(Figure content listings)
■ ■ ■ ■ ■
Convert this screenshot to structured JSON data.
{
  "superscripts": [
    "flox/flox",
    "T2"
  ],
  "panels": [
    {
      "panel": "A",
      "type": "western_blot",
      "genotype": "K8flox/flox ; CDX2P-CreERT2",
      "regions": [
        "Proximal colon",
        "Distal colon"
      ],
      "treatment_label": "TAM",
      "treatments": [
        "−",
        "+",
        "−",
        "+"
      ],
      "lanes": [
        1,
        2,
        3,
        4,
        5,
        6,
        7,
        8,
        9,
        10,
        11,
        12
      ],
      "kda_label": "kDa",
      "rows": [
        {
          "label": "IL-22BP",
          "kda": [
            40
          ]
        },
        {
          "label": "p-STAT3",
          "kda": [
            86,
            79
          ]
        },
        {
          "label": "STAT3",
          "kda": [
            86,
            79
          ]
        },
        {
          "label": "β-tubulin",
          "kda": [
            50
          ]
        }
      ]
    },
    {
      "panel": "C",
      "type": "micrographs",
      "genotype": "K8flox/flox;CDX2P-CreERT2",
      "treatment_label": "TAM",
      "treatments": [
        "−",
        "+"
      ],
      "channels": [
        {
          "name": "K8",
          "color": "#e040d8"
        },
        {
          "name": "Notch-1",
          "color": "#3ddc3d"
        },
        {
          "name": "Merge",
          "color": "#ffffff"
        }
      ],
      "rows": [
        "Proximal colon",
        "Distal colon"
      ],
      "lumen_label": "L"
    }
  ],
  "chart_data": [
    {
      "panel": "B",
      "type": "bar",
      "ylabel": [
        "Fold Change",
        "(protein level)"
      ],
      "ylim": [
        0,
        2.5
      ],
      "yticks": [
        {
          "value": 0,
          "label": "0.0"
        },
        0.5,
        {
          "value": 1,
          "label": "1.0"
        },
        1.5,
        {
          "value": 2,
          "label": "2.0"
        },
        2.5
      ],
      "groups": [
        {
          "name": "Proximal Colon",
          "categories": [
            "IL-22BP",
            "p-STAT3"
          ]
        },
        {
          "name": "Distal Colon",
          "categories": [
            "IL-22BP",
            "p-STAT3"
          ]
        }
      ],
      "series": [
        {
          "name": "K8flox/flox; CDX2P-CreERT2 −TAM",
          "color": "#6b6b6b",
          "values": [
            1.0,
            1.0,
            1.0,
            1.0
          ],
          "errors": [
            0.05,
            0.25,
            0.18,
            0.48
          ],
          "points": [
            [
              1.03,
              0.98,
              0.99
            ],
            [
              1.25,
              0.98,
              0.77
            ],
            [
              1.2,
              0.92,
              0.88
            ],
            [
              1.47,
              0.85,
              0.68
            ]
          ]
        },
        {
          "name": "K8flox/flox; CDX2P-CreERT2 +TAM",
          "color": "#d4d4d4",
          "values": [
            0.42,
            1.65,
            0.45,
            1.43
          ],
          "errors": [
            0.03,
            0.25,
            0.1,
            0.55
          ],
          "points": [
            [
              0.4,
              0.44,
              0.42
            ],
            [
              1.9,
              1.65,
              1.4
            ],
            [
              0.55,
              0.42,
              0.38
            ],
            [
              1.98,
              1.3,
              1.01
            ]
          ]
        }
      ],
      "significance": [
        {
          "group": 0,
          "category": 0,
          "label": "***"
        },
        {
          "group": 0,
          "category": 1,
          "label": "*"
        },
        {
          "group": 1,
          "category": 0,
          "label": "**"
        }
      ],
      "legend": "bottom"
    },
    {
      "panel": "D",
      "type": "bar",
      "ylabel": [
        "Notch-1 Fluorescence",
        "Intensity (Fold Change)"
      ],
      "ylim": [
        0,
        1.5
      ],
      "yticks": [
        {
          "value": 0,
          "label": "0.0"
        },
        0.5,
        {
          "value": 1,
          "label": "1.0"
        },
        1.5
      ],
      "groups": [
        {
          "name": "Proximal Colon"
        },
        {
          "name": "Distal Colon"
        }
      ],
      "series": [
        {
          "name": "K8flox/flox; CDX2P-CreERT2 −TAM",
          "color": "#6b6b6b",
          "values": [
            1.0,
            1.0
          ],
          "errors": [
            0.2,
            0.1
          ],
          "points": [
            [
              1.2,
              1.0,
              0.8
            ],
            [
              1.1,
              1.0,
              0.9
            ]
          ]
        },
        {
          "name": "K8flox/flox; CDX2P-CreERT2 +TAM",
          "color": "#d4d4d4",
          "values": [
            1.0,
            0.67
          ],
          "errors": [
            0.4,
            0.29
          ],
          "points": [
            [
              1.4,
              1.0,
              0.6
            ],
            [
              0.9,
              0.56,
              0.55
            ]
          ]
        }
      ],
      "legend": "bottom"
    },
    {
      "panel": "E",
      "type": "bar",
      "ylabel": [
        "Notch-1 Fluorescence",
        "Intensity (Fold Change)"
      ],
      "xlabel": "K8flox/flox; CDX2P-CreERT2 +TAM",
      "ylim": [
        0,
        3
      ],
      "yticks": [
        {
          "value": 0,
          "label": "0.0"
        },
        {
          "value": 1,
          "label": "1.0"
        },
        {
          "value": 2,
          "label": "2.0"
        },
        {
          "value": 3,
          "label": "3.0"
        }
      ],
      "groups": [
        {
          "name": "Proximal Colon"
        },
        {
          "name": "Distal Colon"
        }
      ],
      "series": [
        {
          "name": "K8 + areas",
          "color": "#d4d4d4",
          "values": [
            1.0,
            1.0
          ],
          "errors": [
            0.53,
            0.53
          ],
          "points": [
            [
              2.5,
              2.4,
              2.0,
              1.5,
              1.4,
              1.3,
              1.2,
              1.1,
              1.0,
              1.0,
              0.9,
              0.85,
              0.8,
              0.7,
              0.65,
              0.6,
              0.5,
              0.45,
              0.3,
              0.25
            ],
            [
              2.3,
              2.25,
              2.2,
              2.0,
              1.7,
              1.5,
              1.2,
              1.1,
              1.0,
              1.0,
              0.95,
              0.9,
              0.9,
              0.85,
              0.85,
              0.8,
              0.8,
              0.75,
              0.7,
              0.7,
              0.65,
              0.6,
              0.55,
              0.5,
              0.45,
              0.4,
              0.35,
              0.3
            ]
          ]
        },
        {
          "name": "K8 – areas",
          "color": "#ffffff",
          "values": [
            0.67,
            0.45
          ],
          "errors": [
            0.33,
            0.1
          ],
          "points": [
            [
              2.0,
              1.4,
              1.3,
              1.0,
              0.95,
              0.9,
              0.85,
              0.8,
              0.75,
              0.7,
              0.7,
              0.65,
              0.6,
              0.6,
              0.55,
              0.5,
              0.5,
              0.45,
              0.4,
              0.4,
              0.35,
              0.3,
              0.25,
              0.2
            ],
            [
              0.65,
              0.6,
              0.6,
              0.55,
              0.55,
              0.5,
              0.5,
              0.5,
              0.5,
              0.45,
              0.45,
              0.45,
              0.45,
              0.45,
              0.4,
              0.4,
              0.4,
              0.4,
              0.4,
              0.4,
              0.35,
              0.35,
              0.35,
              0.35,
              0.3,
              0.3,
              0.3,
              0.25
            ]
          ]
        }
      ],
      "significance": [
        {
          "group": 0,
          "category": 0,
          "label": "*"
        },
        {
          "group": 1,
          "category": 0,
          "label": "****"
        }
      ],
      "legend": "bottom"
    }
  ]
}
■ ■ ■ ■ ■
=== PROMPT ===
Output all of the data exactly as given.

=== TASK OUTPUT ===
Convert this screenshot to structured JSON data.
{
  "superscripts": [
    "flox/flox",
    "T2"
  ],
  "panels": [
    {
      "panel": "A",
      "type": "western_blot",
      "genotype": "K8flox/flox ; CDX2P-CreERT2",
      "regions": [
        "Proximal colon",
        "Distal colon"
      ],
      "treatment_label": "TAM",
      "treatments": [
        "−",
        "+",
        "−",
        "+"
      ],
      "lanes": [
        1,
        2,
        3,
        4,
        5,
        6,
        7,
        8,
        9,
        10,
        11,
        12
      ],
      "kda_label": "kDa",
      "rows": [
        {
          "label": "IL-22BP",
          "kda": [
            40
          ]
        },
        {
          "label": "p-STAT3",
          "kda": [
            86,
            79
          ]
        },
        {
          "label": "STAT3",
          "kda": [
            86,
            79
          ]
        },
        {
          "label": "β-tubulin",
          "kda": [
            50
          ]
        }
      ]
    },
    {
      "panel": "C",
      "type": "micrographs",
      "genotype": "K8flox/flox;CDX2P-CreERT2",
      "treatment_label": "TAM",
      "treatments": [
        "−",
        "+"
      ],
      "channels": [
        {
          "name": "K8",
          "color": "#e040d8"
        },
        {
          "name": "Notch-1",
          "color": "#3ddc3d"
        },
        {
          "name": "Merge",
          "color": "#ffffff"
        }
      ],
      "rows": [
        "Proximal colon",
        "Distal colon"
      ],
      "lumen_label": "L"
    }
  ],
  "chart_data": [
    {
      "panel": "B",
      "type": "bar",
      "ylabel": [
        "Fold Change",
        "(protein level)"
      ],
      "ylim": [
        0,
        2.5
      ],
      "yticks": [
        {
          "value": 0,
          "label": "0.0"
        },
        0.5,
        {
          "value": 1,
          "label": "1.0"
        },
        1.5,
        {
          "value": 2,
          "label": "2.0"
        },
        2.5
      ],
      "groups": [
        {
          "name": "Proximal Colon",
          "categories": [
            "IL-22BP",
            "p-STAT3"
          ]
        },
        {
          "name": "Distal Colon",
          "categories": [
            "IL-22BP",
            "p-STAT3"
          ]
        }
      ],
      "series": [
        {
          "name": "K8flox/flox; CDX2P-CreERT2 −TAM",
          "color": "#6b6b6b",
          "values": [
            1.0,
            1.0,
            1.0,
            1.0
          ],
          "errors": [
            0.05,
            0.25,
            0.18,
            0.48
          ],
          "points": [
            [
              1.03,
              0.98,
              0.99
            ],
            [
              1.25,
              0.98,
              0.77
            ],
            [
              1.2,
              0.92,
              0.88
            ],
            [
              1.47,
              0.85,
              0.68
            ]
          ]
        },
        {
          "name": "K8flox/flox; CDX2P-CreERT2 +TAM",
          "color": "#d4d4d4",
          "values": [
            0.42,
            1.65,
            0.45,
            1.43
          ],
          "errors": [
            0.03,
            0.25,
            0.1,
            0.55
          ],
          "points": [
            [
              0.4,
              0.44,
              0.42
            ],
            [
              1.9,
              1.65,
              1.4
            ],
            [
              0.55,
              0.42,
              0.38
            ],
            [
              1.98,
              1.3,
              1.01
            ]
          ]
        }
      ],
      "significance": [
        {
          "group": 0,
          "category": 0,
          "label": "***"
        },
        {
          "group": 0,
          "category": 1,
          "label": "*"
        },
        {
          "group": 1,
          "category": 0,
          "label": "**"
        }
      ],
      "legend": "bottom"
    },
    {
      "panel": "D",
      "type": "bar",
      "ylabel": [
        "Notch-1 Fluorescence",
        "Intensity (Fold Change)"
      ],
      "ylim": [
        0,
        1.5
      ],
      "yticks": [
        {
          "value": 0,
          "label": "0.0"
        },
        0.5,
        {
          "value": 1,
          "label": "1.0"
        },
        1.5
      ],
      "groups": [
        {
          "name": "Proximal Colon"
        },
        {
          "name": "Distal Colon"
        }
      ],
      "series": [
        {
          "name": "K8flox/flox; CDX2P-CreERT2 −TAM",
          "color": "#6b6b6b",
          "values": [
            1.0,
            1.0
          ],
          "errors": [
            0.2,
            0.1
          ],
          "points": [
            [
              1.2,
              1.0,
              0.8
            ],
            [
              1.1,
              1.0,
              0.9
            ]
          ]
        },
        {
          "name": "K8flox/flox; CDX2P-CreERT2 +TAM",
          "color": "#d4d4d4",
          "values": [
            1.0,
            0.67
          ],
          "errors": [
            0.4,
            0.29
          ],
          "points": [
            [
              1.4,
              1.0,
              0.6
            ],
            [
              0.9,
              0.56,
              0.55
            ]
          ]
        }
      ],
      "legend": "bottom"
    },
    {
      "panel": "E",
      "type": "bar",
      "ylabel": [
        "Notch-1 Fluorescence",
        "Intensity (Fold Change)"
      ],
      "xlabel": "K8flox/flox; CDX2P-CreERT2 +TAM",
      "ylim": [
        0,
        3
      ],
      "yticks": [
        {
          "value": 0,
          "label": "0.0"
        },
        {
          "value": 1,
          "label": "1.0"
        },
        {
          "value": 2,
          "label": "2.0"
        },
        {
          "value": 3,
          "label": "3.0"
        }
      ],
      "groups": [
        {
          "name": "Proximal Colon"
        },
        {
          "name": "Distal Colon"
        }
      ],
      "series": [
        {
          "name": "K8 + areas",
          "color": "#d4d4d4",
          "values": [
            1.0,
            1.0
          ],
          "errors": [
            0.53,
            0.53
          ],
          "points": [
            [
              2.5,
              2.4,
              2.0,
              1.5,
              1.4,
              1.3,
              1.2,
              1.1,
              1.0,
              1.0,
              0.9,
              0.85,
              0.8,
              0.7,
              0.65,
              0.6,
              0.5,
              0.45,
              0.3,
              0.25
            ],
            [
              2.3,
              2.25,
              2.2,
              2.0,
              1.7,
              1.5,
              1.2,
              1.1,
              1.0,
              1.0,
              0.95,
              0.9,
              0.9,
              0.85,
              0.85,
              0.8,
              0.8,
              0.75,
              0.7,
              0.7,
              0.65,
              0.6,
              0.55,
              0.5,
              0.45,
              0.4,
              0.35,
              0.3
            ]
          ]
        },
        {
          "name": "K8 – areas",
          "color": "#ffffff",
          "values": [
            0.67,
            0.45
          ],
          "errors": [
            0.33,
            0.1
          ],
          "points": [
            [
              2.0,
              1.4,
              1.3,
              1.0,
              0.95,
              0.9,
              0.85,
              0.8,
              0.75,
              0.7,
              0.7,
              0.65,
              0.6,
              0.6,
              0.55,
              0.5,
              0.5,
              0.45,
              0.4,
              0.4,
              0.35,
              0.3,
              0.25,
              0.2
            ],
            [
              0.65,
              0.6,
              0.6,
              0.55,
              0.55,
              0.5,
              0.5,
              0.5,
              0.5,
              0.45,
              0.45,
              0.45,
              0.45,
              0.45,
              0.4,
              0.4,
              0.4,
              0.4,
              0.4,
              0.4,
              0.35,
              0.35,
              0.35,
              0.35,
              0.3,
              0.3,
              0.3,
              0.25
            ]
          ]
        }
      ],
      "significance": [
        {
          "group": 0,
          "category": 0,
          "label": "*"
        },
        {
          "group": 1,
          "category": 0,
          "label": "****"
        }
      ],
      "legend": "bottom"
    }
  ]
}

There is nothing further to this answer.